[WHAT NEEDS TO BE DONE] Return the count of lines with the string "date" in them, and nothing else.
***** DATASET EXCERPTS *****
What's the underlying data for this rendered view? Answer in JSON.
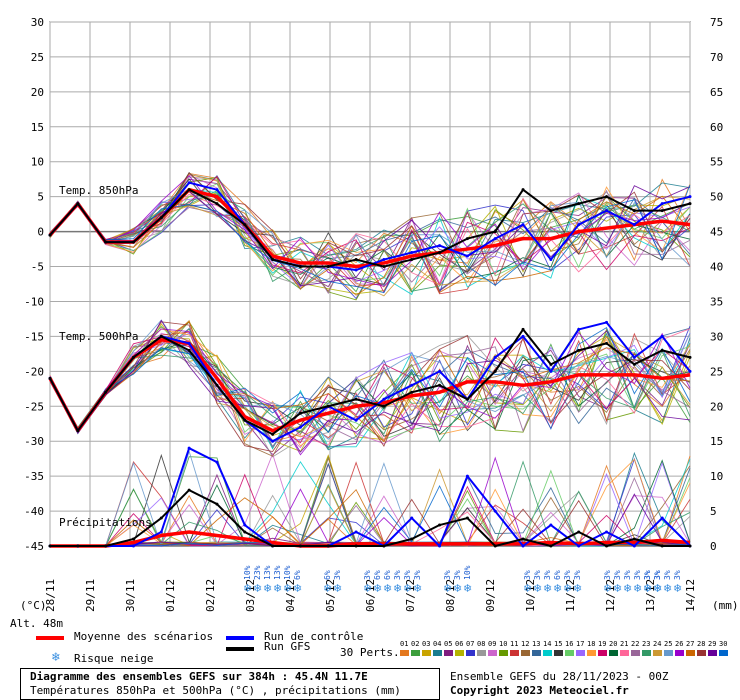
{
  "chart_data": {
    "type": "line",
    "title": "Diagramme des ensembles GEFS sur 384h : 45.4N 11.7E",
    "subtitle": "Températures 850hPa et 500hPa (°C) , précipitations (mm)",
    "left_axis": {
      "label": "(°C)",
      "ticks": [
        30,
        25,
        20,
        15,
        10,
        5,
        0,
        -5,
        -10,
        -15,
        -20,
        -25,
        -30,
        -35,
        -40,
        -45
      ],
      "ylim": [
        -45,
        30
      ]
    },
    "right_axis": {
      "label": "(mm)",
      "ticks": [
        75,
        70,
        65,
        60,
        55,
        50,
        45,
        40,
        35,
        30,
        25,
        20,
        15,
        10,
        5,
        0
      ],
      "ylim": [
        0,
        75
      ]
    },
    "x_labels": [
      "28/11",
      "29/11",
      "30/11",
      "01/12",
      "02/12",
      "03/12",
      "04/12",
      "05/12",
      "06/12",
      "07/12",
      "08/12",
      "09/12",
      "10/12",
      "11/12",
      "12/12",
      "13/12",
      "14/12"
    ],
    "panel_labels": [
      "Temp. 850hPa",
      "Temp. 500hPa",
      "Précipitations"
    ],
    "altitude": "Alt. 48m",
    "series": [
      {
        "name": "Moyenne des scénarios",
        "color": "#ff0000",
        "t850": [
          -0.5,
          4,
          -1.5,
          -1.5,
          2,
          6,
          5,
          1,
          -3.5,
          -4.5,
          -4.5,
          -5,
          -4.5,
          -3.5,
          -3,
          -2.5,
          -2,
          -1,
          -1,
          0,
          0.5,
          1,
          1.5,
          1
        ],
        "t500": [
          -21,
          -28.5,
          -23,
          -18,
          -15.5,
          -16,
          -21,
          -26.5,
          -28.5,
          -27,
          -26,
          -25,
          -24.5,
          -23.5,
          -23,
          -21.5,
          -21.5,
          -22,
          -21.5,
          -20.5,
          -20.5,
          -20.5,
          -21,
          -20.5
        ],
        "precip": [
          0,
          0,
          0,
          0.5,
          1.5,
          2,
          1.5,
          1,
          0.5,
          0,
          0,
          0.3,
          0.3,
          0.3,
          0.3,
          0.3,
          0.3,
          0.3,
          0.5,
          0.3,
          0.5,
          0.5,
          0.8,
          0.5
        ]
      },
      {
        "name": "Run de contrôle",
        "color": "#0000ff",
        "t850": [
          -0.5,
          4,
          -1.5,
          -1.5,
          2,
          7,
          6,
          1,
          -4,
          -5,
          -5,
          -5.5,
          -4,
          -3,
          -2,
          -3.5,
          -1,
          1,
          -4,
          1,
          3,
          1,
          4,
          5
        ],
        "t500": [
          -21,
          -28.5,
          -23,
          -18,
          -15,
          -16,
          -22,
          -27,
          -30,
          -28,
          -25,
          -27,
          -24,
          -22,
          -20,
          -24,
          -18,
          -15,
          -20,
          -14,
          -13,
          -18,
          -15,
          -20
        ],
        "precip": [
          0,
          0,
          0,
          0,
          2,
          14,
          12,
          3,
          0,
          0,
          0,
          2,
          0,
          4,
          0,
          10,
          5,
          0,
          3,
          0,
          2,
          0,
          4,
          0
        ]
      },
      {
        "name": "Run GFS",
        "color": "#000000",
        "t850": [
          -0.5,
          4,
          -1.5,
          -1.5,
          2,
          6,
          4,
          1,
          -4,
          -5,
          -5,
          -4,
          -5,
          -4,
          -3,
          -1,
          0,
          6,
          3,
          4,
          5,
          3,
          3,
          4
        ],
        "t500": [
          -21,
          -28.5,
          -23,
          -18,
          -15,
          -17,
          -22,
          -27,
          -29,
          -26,
          -25,
          -24,
          -25,
          -23,
          -22,
          -24,
          -20,
          -14,
          -19,
          -17,
          -16,
          -19,
          -17,
          -18
        ],
        "precip": [
          0,
          0,
          0,
          1,
          4,
          8,
          6,
          2,
          0,
          0,
          0,
          0,
          0,
          1,
          3,
          4,
          0,
          1,
          0,
          2,
          0,
          1,
          0,
          0
        ]
      }
    ],
    "snow_risk": [
      {
        "date": "03/12",
        "pcts": [
          "10%",
          "23%",
          "13%",
          "13%",
          "10%",
          "6%"
        ]
      },
      {
        "date": "05/12",
        "pcts": [
          "6%",
          "3%"
        ]
      },
      {
        "date": "06/12",
        "pcts": [
          "3%",
          "6%",
          "6%",
          "3%",
          "3%",
          "3%"
        ]
      },
      {
        "date": "08/12",
        "pcts": [
          "3%",
          "3%",
          "10%"
        ]
      },
      {
        "date": "10/12",
        "pcts": [
          "3%",
          "3%",
          "3%",
          "6%",
          "3%",
          "3%"
        ]
      },
      {
        "date": "12/12",
        "pcts": [
          "3%",
          "3%",
          "3%",
          "3%",
          "3%",
          "3%"
        ]
      },
      {
        "date": "13/12",
        "pcts": [
          "3%",
          "3%",
          "3%",
          "3%"
        ]
      }
    ]
  },
  "legend": {
    "mean_label": "Moyenne des scénarios",
    "control_label": "Run de contrôle",
    "gfs_label": "Run GFS",
    "snow_label": "Risque neige",
    "perts_label": "30 Perts."
  },
  "perturbations": {
    "numbers": [
      "01",
      "02",
      "03",
      "04",
      "05",
      "06",
      "07",
      "08",
      "09",
      "10",
      "11",
      "12",
      "13",
      "14",
      "15",
      "16",
      "17",
      "18",
      "19",
      "20",
      "21",
      "22",
      "23",
      "24",
      "25",
      "26",
      "27",
      "28",
      "29",
      "30"
    ],
    "colors": [
      "#e4781e",
      "#3c9e3c",
      "#c9a400",
      "#1a7d8f",
      "#7f1d7f",
      "#b3b300",
      "#3333cc",
      "#999999",
      "#cc66cc",
      "#669900",
      "#cc3333",
      "#996633",
      "#336699",
      "#00cccc",
      "#333333",
      "#66cc66",
      "#9966ff",
      "#ff9933",
      "#cc0066",
      "#006633",
      "#ff6699",
      "#996699",
      "#339966",
      "#cc9933",
      "#6699cc",
      "#9900cc",
      "#cc6600",
      "#993333",
      "#660099",
      "#0066cc"
    ]
  },
  "footer": {
    "title": "Diagramme des ensembles GEFS sur 384h : 45.4N 11.7E",
    "subtitle": "Températures 850hPa et 500hPa (°C) , précipitations (mm)",
    "ensemble": "Ensemble GEFS du 28/11/2023 - 00Z",
    "copyright": "Copyright 2023 Meteociel.fr"
  }
}
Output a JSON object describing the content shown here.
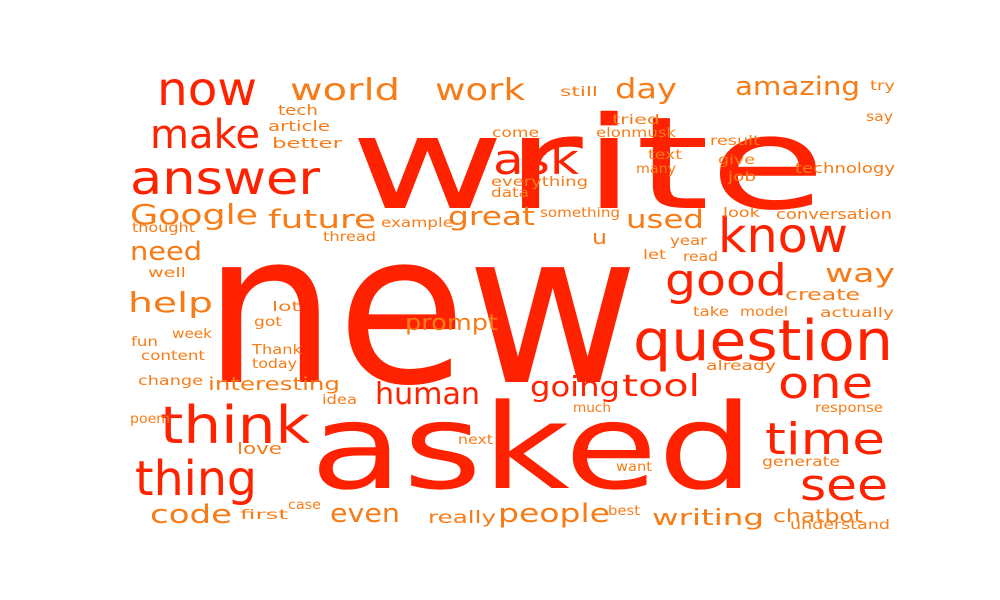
{
  "colors": {
    "background": "#ffffff",
    "red": "#ff2200",
    "orange": "#f77c17"
  },
  "words": [
    {
      "text": "new",
      "color": "red"
    },
    {
      "text": "write",
      "color": "red"
    },
    {
      "text": "asked",
      "color": "red"
    },
    {
      "text": "question",
      "color": "red"
    },
    {
      "text": "know",
      "color": "red"
    },
    {
      "text": "think",
      "color": "red"
    },
    {
      "text": "thing",
      "color": "red"
    },
    {
      "text": "time",
      "color": "red"
    },
    {
      "text": "one",
      "color": "red"
    },
    {
      "text": "see",
      "color": "red"
    },
    {
      "text": "now",
      "color": "red"
    },
    {
      "text": "answer",
      "color": "red"
    },
    {
      "text": "make",
      "color": "red"
    },
    {
      "text": "good",
      "color": "red"
    },
    {
      "text": "ask",
      "color": "red"
    },
    {
      "text": "human",
      "color": "red"
    },
    {
      "text": "tool",
      "color": "red"
    },
    {
      "text": "going",
      "color": "red"
    },
    {
      "text": "world",
      "color": "orange"
    },
    {
      "text": "work",
      "color": "orange"
    },
    {
      "text": "day",
      "color": "orange"
    },
    {
      "text": "amazing",
      "color": "orange"
    },
    {
      "text": "Google",
      "color": "orange"
    },
    {
      "text": "future",
      "color": "orange"
    },
    {
      "text": "great",
      "color": "orange"
    },
    {
      "text": "used",
      "color": "orange"
    },
    {
      "text": "need",
      "color": "orange"
    },
    {
      "text": "help",
      "color": "orange"
    },
    {
      "text": "way",
      "color": "orange"
    },
    {
      "text": "code",
      "color": "orange"
    },
    {
      "text": "even",
      "color": "orange"
    },
    {
      "text": "people",
      "color": "orange"
    },
    {
      "text": "writing",
      "color": "orange"
    },
    {
      "text": "prompt",
      "color": "orange"
    },
    {
      "text": "interesting",
      "color": "orange"
    },
    {
      "text": "chatbot",
      "color": "orange"
    },
    {
      "text": "really",
      "color": "orange"
    },
    {
      "text": "u",
      "color": "orange"
    },
    {
      "text": "create",
      "color": "orange"
    },
    {
      "text": "technology",
      "color": "orange"
    },
    {
      "text": "conversation",
      "color": "orange"
    },
    {
      "text": "better",
      "color": "orange"
    },
    {
      "text": "tech",
      "color": "orange"
    },
    {
      "text": "article",
      "color": "orange"
    },
    {
      "text": "come",
      "color": "orange"
    },
    {
      "text": "still",
      "color": "orange"
    },
    {
      "text": "try",
      "color": "orange"
    },
    {
      "text": "say",
      "color": "orange"
    },
    {
      "text": "tried",
      "color": "orange"
    },
    {
      "text": "elonmusk",
      "color": "orange"
    },
    {
      "text": "text",
      "color": "orange"
    },
    {
      "text": "many",
      "color": "orange"
    },
    {
      "text": "result",
      "color": "orange"
    },
    {
      "text": "give",
      "color": "orange"
    },
    {
      "text": "job",
      "color": "orange"
    },
    {
      "text": "everything",
      "color": "orange"
    },
    {
      "text": "data",
      "color": "orange"
    },
    {
      "text": "something",
      "color": "orange"
    },
    {
      "text": "example",
      "color": "orange"
    },
    {
      "text": "look",
      "color": "orange"
    },
    {
      "text": "thought",
      "color": "orange"
    },
    {
      "text": "thread",
      "color": "orange"
    },
    {
      "text": "year",
      "color": "orange"
    },
    {
      "text": "let",
      "color": "orange"
    },
    {
      "text": "read",
      "color": "orange"
    },
    {
      "text": "well",
      "color": "orange"
    },
    {
      "text": "lot",
      "color": "orange"
    },
    {
      "text": "got",
      "color": "orange"
    },
    {
      "text": "take",
      "color": "orange"
    },
    {
      "text": "model",
      "color": "orange"
    },
    {
      "text": "actually",
      "color": "orange"
    },
    {
      "text": "fun",
      "color": "orange"
    },
    {
      "text": "week",
      "color": "orange"
    },
    {
      "text": "content",
      "color": "orange"
    },
    {
      "text": "Thank",
      "color": "orange"
    },
    {
      "text": "today",
      "color": "orange"
    },
    {
      "text": "already",
      "color": "orange"
    },
    {
      "text": "change",
      "color": "orange"
    },
    {
      "text": "idea",
      "color": "orange"
    },
    {
      "text": "much",
      "color": "orange"
    },
    {
      "text": "response",
      "color": "orange"
    },
    {
      "text": "poem",
      "color": "orange"
    },
    {
      "text": "love",
      "color": "orange"
    },
    {
      "text": "next",
      "color": "orange"
    },
    {
      "text": "want",
      "color": "orange"
    },
    {
      "text": "generate",
      "color": "orange"
    },
    {
      "text": "first",
      "color": "orange"
    },
    {
      "text": "case",
      "color": "orange"
    },
    {
      "text": "best",
      "color": "orange"
    },
    {
      "text": "understand",
      "color": "orange"
    }
  ]
}
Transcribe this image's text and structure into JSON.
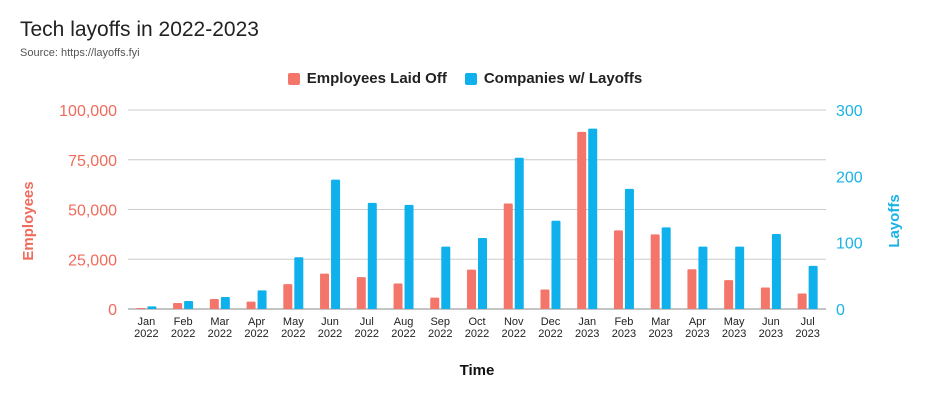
{
  "chart_data": {
    "type": "bar",
    "title": "Tech layoffs in 2022-2023",
    "subtitle": "Source: https://layoffs.fyi",
    "xlabel": "Time",
    "ylabel_left": "Employees",
    "ylabel_right": "Layoffs",
    "categories": [
      [
        "Jan",
        "2022"
      ],
      [
        "Feb",
        "2022"
      ],
      [
        "Mar",
        "2022"
      ],
      [
        "Apr",
        "2022"
      ],
      [
        "May",
        "2022"
      ],
      [
        "Jun",
        "2022"
      ],
      [
        "Jul",
        "2022"
      ],
      [
        "Aug",
        "2022"
      ],
      [
        "Sep",
        "2022"
      ],
      [
        "Oct",
        "2022"
      ],
      [
        "Nov",
        "2022"
      ],
      [
        "Dec",
        "2022"
      ],
      [
        "Jan",
        "2023"
      ],
      [
        "Feb",
        "2023"
      ],
      [
        "Mar",
        "2023"
      ],
      [
        "Apr",
        "2023"
      ],
      [
        "May",
        "2023"
      ],
      [
        "Jun",
        "2023"
      ],
      [
        "Jul",
        "2023"
      ]
    ],
    "y_left": {
      "min": 0,
      "max": 100000,
      "ticks": [
        "0",
        "25,000",
        "50,000",
        "75,000",
        "100,000"
      ]
    },
    "y_right": {
      "min": 0,
      "max": 300,
      "ticks": [
        "0",
        "100",
        "200",
        "300"
      ]
    },
    "grid": true,
    "legend_position": "top-center",
    "series": [
      {
        "name": "Employees Laid Off",
        "axis": "left",
        "color": "#f4766a",
        "values": [
          500,
          3000,
          5000,
          3700,
          12500,
          17800,
          16000,
          12800,
          5700,
          19800,
          53000,
          9800,
          89000,
          39500,
          37500,
          20000,
          14500,
          10800,
          7800
        ]
      },
      {
        "name": "Companies w/ Layoffs",
        "axis": "right",
        "color": "#0fb1ec",
        "values": [
          4,
          12,
          18,
          28,
          78,
          195,
          160,
          157,
          94,
          107,
          228,
          133,
          272,
          181,
          123,
          94,
          94,
          113,
          65
        ]
      }
    ]
  }
}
*****
[RESULT FOR THIS TASK] 7